From the listing below, pull each line that includes "JSON".

..............................

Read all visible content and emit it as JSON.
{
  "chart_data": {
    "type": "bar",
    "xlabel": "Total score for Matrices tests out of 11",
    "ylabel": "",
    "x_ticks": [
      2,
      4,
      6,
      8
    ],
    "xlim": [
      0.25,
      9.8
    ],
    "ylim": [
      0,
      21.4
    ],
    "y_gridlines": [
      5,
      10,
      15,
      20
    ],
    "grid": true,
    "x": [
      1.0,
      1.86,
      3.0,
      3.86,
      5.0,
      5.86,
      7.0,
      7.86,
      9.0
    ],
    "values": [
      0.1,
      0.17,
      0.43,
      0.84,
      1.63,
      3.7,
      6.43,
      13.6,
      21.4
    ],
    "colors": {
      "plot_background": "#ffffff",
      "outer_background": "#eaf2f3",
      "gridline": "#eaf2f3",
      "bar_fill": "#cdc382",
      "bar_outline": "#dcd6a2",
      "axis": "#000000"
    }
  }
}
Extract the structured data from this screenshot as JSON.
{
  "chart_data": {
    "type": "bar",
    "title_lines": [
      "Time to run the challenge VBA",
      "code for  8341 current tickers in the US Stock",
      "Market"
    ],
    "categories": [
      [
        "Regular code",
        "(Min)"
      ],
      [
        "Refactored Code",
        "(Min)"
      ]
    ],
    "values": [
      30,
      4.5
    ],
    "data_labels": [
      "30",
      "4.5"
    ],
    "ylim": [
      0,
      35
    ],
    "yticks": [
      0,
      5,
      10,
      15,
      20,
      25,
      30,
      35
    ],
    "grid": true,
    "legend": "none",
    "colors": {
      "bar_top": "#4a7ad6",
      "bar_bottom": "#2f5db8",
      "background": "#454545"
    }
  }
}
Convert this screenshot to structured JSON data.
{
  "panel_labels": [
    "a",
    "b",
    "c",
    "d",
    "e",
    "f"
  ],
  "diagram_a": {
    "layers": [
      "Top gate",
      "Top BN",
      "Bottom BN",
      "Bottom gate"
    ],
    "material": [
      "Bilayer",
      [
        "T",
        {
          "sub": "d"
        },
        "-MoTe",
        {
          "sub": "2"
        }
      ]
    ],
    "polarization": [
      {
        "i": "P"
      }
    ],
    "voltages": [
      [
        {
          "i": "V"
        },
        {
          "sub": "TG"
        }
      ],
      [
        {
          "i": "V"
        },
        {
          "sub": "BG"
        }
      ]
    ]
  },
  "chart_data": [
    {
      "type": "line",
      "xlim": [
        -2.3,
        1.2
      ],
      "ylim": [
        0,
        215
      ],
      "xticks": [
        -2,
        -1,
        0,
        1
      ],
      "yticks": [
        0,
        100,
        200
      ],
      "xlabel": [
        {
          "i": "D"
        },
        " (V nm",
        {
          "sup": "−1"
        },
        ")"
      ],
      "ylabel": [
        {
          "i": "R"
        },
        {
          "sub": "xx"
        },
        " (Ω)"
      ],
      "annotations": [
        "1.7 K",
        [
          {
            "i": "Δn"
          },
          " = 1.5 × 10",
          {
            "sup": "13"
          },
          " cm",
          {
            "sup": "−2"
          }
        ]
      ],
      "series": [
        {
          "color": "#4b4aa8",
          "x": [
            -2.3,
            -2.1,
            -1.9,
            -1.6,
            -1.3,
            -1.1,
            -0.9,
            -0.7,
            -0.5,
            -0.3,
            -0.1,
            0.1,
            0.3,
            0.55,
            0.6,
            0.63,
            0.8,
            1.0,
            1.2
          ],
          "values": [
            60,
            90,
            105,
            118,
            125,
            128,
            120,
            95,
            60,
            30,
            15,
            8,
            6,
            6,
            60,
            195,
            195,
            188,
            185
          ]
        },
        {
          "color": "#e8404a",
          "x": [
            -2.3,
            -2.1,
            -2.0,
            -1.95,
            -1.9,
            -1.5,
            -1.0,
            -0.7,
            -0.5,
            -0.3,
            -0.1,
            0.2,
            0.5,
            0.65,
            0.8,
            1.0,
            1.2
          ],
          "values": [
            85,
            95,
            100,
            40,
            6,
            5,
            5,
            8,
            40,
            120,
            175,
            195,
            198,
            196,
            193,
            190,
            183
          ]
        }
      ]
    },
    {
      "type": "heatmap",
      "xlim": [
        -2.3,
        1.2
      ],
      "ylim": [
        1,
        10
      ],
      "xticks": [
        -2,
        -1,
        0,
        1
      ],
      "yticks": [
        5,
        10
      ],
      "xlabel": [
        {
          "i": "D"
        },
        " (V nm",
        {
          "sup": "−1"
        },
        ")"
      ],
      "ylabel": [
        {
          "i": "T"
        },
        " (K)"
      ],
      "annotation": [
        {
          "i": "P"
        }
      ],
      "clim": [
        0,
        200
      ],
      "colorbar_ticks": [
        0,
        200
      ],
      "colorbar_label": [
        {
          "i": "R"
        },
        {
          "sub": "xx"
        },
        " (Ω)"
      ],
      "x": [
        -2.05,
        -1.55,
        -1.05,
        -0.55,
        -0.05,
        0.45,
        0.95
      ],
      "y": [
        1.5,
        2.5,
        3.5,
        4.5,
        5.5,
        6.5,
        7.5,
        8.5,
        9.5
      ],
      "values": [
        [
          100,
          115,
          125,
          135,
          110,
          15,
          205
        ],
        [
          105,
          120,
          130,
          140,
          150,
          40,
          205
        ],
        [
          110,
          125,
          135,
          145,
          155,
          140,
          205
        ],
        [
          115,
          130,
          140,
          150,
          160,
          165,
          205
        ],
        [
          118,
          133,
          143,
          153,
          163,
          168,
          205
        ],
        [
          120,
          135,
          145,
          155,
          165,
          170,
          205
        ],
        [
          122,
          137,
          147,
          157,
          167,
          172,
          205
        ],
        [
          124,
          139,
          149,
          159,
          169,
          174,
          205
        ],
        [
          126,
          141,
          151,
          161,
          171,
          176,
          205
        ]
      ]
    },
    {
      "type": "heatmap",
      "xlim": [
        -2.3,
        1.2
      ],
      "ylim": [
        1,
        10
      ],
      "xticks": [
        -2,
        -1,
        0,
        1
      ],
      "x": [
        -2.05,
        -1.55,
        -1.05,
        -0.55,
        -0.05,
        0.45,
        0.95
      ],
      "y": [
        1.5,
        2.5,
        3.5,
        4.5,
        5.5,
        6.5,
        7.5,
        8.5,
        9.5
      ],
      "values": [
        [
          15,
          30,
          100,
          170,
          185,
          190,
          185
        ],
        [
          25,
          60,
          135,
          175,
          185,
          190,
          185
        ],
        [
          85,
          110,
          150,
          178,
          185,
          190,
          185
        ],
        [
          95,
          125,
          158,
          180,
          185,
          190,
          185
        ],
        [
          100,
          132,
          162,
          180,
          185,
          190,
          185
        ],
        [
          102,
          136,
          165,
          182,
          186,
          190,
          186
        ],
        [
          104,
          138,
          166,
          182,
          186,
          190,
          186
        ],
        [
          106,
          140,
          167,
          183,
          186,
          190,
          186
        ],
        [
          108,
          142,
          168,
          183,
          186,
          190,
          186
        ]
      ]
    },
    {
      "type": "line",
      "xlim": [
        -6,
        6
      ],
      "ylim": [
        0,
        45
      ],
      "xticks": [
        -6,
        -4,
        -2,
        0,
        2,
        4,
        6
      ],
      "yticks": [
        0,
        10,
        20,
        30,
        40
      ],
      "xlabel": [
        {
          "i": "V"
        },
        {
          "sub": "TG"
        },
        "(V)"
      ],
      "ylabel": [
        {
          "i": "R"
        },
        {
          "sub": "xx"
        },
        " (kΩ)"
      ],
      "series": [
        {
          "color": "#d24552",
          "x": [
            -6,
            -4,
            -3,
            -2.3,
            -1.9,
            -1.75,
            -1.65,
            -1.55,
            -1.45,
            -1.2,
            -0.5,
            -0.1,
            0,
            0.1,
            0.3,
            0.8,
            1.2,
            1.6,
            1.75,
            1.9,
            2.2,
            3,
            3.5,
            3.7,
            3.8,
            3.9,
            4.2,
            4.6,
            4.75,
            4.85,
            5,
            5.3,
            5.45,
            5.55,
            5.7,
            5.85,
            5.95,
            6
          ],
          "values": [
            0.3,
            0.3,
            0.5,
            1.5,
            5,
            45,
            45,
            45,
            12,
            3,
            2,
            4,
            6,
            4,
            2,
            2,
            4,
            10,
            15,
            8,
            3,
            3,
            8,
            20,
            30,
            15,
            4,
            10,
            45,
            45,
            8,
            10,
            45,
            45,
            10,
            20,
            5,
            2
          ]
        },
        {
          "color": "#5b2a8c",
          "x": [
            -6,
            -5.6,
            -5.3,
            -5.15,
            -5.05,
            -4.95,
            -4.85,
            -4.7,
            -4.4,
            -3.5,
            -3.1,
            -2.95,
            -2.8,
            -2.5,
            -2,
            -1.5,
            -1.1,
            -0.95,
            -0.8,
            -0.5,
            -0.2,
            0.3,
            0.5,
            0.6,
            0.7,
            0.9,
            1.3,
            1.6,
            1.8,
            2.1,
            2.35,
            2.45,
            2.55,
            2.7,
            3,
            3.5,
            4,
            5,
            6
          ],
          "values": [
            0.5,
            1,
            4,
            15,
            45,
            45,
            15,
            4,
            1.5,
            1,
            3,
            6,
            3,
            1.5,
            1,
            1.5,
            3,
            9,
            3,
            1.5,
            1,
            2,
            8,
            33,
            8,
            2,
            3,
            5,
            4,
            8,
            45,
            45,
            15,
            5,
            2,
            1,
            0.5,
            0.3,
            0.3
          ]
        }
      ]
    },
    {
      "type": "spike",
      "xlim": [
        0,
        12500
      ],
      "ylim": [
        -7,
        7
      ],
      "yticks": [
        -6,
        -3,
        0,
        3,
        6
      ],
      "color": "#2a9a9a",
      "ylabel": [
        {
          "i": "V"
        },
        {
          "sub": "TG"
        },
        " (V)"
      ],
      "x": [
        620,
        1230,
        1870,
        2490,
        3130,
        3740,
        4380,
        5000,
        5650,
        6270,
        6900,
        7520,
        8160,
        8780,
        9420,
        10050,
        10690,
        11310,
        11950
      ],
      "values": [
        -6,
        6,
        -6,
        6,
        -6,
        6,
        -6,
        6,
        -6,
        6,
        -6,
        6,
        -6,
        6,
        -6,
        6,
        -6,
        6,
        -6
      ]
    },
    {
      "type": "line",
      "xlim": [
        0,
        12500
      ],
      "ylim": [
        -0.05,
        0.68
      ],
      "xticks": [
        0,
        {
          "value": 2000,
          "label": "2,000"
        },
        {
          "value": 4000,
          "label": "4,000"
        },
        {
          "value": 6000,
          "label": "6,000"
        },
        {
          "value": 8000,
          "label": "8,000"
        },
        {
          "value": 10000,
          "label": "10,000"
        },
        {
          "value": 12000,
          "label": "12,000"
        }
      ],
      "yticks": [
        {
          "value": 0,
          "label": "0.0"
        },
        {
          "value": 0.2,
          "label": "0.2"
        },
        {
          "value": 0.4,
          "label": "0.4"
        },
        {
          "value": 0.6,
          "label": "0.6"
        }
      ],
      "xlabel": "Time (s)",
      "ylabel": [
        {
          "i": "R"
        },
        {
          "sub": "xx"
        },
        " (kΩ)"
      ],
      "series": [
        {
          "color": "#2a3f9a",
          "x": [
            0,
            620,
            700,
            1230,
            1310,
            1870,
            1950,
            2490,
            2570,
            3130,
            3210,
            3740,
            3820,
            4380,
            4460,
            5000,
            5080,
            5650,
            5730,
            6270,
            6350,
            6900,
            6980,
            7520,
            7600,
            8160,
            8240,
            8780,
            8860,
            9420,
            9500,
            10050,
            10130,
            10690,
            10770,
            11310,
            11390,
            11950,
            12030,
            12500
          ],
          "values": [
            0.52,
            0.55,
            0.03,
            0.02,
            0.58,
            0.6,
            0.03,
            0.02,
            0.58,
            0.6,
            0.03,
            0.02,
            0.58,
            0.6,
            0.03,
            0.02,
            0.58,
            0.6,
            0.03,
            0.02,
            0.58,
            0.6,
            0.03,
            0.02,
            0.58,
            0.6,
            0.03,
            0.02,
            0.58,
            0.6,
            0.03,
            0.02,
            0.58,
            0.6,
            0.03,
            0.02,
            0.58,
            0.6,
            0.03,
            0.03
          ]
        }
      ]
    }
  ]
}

..............................

Completed task =>
Read all visible content and emit it as JSON.
Extract the structured data from this screenshot as JSON.
Convert this screenshot to structured JSON data.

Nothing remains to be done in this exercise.